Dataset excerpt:

## Begin

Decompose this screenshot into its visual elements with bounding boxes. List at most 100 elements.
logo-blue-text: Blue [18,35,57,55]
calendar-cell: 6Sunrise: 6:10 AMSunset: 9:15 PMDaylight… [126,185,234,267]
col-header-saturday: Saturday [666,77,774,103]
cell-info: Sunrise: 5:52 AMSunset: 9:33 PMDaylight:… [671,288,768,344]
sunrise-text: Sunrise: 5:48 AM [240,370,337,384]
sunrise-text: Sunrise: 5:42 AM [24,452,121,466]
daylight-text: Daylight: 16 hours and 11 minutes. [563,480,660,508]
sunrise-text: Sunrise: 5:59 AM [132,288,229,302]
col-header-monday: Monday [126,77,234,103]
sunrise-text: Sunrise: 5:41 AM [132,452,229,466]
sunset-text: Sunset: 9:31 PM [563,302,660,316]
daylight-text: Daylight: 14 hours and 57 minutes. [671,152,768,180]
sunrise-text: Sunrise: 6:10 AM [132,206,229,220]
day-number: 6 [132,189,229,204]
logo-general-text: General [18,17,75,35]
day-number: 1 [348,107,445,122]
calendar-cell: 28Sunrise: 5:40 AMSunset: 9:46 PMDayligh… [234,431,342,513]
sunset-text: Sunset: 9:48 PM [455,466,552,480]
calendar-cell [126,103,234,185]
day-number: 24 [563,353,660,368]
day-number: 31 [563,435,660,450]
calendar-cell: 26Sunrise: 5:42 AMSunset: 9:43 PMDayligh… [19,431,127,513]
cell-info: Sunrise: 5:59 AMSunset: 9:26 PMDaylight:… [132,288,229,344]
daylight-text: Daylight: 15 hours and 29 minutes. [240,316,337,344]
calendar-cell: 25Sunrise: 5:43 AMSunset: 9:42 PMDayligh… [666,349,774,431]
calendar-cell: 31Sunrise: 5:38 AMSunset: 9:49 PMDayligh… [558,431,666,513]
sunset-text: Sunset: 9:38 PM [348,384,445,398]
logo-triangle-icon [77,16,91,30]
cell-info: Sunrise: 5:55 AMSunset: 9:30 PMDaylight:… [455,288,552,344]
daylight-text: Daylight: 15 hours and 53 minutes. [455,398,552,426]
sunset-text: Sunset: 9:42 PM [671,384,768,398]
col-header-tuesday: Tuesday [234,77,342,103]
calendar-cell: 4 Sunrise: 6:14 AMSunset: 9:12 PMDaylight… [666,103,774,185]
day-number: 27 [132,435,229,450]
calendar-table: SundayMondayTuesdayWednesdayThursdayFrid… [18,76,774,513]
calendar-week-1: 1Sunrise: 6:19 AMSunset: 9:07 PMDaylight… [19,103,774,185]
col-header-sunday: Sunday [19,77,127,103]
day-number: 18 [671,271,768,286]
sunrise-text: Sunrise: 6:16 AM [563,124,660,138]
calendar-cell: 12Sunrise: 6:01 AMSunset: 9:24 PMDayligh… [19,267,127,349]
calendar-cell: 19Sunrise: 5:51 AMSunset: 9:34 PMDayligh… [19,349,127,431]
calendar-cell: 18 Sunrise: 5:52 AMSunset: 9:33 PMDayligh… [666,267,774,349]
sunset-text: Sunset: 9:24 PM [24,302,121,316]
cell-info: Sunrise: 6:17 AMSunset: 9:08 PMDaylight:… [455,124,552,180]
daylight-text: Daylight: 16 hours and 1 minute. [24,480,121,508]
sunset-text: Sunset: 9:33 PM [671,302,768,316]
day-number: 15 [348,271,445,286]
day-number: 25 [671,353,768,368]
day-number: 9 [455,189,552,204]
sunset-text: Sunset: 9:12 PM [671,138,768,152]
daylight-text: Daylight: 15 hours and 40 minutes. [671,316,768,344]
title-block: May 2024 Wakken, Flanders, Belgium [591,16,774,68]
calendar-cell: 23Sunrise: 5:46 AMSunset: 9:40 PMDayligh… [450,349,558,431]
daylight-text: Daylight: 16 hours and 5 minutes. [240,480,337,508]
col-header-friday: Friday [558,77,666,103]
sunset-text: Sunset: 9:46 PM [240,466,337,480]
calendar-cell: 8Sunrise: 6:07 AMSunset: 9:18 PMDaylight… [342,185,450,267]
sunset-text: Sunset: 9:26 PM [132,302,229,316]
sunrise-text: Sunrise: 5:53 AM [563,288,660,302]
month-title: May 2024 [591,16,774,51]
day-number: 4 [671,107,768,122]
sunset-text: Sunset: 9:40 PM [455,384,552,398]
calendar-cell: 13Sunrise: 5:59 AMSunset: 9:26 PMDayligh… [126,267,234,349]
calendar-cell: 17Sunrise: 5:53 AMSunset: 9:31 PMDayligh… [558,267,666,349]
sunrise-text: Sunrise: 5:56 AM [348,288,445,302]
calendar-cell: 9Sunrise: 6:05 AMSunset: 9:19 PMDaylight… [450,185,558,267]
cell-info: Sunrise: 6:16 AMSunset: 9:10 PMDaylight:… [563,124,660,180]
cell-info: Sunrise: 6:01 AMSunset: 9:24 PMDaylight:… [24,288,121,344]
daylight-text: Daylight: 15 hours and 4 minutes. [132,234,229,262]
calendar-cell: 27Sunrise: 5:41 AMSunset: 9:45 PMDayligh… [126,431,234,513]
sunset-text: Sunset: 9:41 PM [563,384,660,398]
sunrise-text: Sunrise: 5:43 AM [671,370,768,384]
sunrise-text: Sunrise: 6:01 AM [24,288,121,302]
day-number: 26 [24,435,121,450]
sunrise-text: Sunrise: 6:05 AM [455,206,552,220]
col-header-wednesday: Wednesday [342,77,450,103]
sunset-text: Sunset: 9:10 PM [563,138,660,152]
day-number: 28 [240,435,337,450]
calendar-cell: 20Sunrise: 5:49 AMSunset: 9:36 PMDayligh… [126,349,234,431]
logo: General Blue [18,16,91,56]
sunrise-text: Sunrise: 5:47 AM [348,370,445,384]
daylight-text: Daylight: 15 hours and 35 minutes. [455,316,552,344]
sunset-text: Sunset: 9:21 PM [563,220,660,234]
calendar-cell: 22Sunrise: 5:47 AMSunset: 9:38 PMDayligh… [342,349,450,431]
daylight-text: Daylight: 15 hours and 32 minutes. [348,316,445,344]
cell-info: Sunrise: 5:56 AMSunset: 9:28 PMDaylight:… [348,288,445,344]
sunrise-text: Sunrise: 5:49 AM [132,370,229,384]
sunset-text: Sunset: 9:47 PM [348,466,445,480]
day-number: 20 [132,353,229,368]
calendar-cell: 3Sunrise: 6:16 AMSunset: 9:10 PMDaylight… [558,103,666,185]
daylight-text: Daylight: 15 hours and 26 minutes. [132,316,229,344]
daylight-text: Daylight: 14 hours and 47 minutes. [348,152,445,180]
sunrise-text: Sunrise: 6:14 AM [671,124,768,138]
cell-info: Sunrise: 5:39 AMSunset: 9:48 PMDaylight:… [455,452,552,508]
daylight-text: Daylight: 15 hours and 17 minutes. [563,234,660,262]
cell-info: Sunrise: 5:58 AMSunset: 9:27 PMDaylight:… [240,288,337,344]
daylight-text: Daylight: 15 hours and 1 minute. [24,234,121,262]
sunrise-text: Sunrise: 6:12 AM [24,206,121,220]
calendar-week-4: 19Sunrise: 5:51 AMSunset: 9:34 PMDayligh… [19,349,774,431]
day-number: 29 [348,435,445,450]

## End

Given instruction – Copy the entries above word for word, from the first line through the line containing "sunrise-text: Sunrise: 6:16", both included.

Worked answer –
Decompose this screenshot into its visual elements with bounding boxes. List at most 100 elements.
logo-blue-text: Blue [18,35,57,55]
calendar-cell: 6Sunrise: 6:10 AMSunset: 9:15 PMDaylight… [126,185,234,267]
col-header-saturday: Saturday [666,77,774,103]
cell-info: Sunrise: 5:52 AMSunset: 9:33 PMDaylight:… [671,288,768,344]
sunrise-text: Sunrise: 5:48 AM [240,370,337,384]
sunrise-text: Sunrise: 5:42 AM [24,452,121,466]
daylight-text: Daylight: 16 hours and 11 minutes. [563,480,660,508]
sunrise-text: Sunrise: 5:59 AM [132,288,229,302]
col-header-monday: Monday [126,77,234,103]
sunrise-text: Sunrise: 5:41 AM [132,452,229,466]
sunset-text: Sunset: 9:31 PM [563,302,660,316]
daylight-text: Daylight: 14 hours and 57 minutes. [671,152,768,180]
sunrise-text: Sunrise: 6:10 AM [132,206,229,220]
day-number: 6 [132,189,229,204]
logo-general-text: General [18,17,75,35]
day-number: 1 [348,107,445,122]
calendar-cell: 28Sunrise: 5:40 AMSunset: 9:46 PMDayligh… [234,431,342,513]
sunset-text: Sunset: 9:48 PM [455,466,552,480]
calendar-cell [126,103,234,185]
day-number: 24 [563,353,660,368]
day-number: 31 [563,435,660,450]
calendar-cell: 26Sunrise: 5:42 AMSunset: 9:43 PMDayligh… [19,431,127,513]
cell-info: Sunrise: 5:59 AMSunset: 9:26 PMDaylight:… [132,288,229,344]
daylight-text: Daylight: 15 hours and 29 minutes. [240,316,337,344]
calendar-cell: 25Sunrise: 5:43 AMSunset: 9:42 PMDayligh… [666,349,774,431]
calendar-cell: 31Sunrise: 5:38 AMSunset: 9:49 PMDayligh… [558,431,666,513]
sunset-text: Sunset: 9:38 PM [348,384,445,398]
logo-triangle-icon [77,16,91,30]
cell-info: Sunrise: 5:55 AMSunset: 9:30 PMDaylight:… [455,288,552,344]
daylight-text: Daylight: 15 hours and 53 minutes. [455,398,552,426]
sunset-text: Sunset: 9:42 PM [671,384,768,398]
col-header-tuesday: Tuesday [234,77,342,103]
calendar-cell: 4 Sunrise: 6:14 AMSunset: 9:12 PMDaylight… [666,103,774,185]
day-number: 27 [132,435,229,450]
calendar-table: SundayMondayTuesdayWednesdayThursdayFrid… [18,76,774,513]
calendar-week-1: 1Sunrise: 6:19 AMSunset: 9:07 PMDaylight… [19,103,774,185]
col-header-sunday: Sunday [19,77,127,103]
day-number: 18 [671,271,768,286]
sunrise-text: Sunrise: 6:16 AM [563,124,660,138]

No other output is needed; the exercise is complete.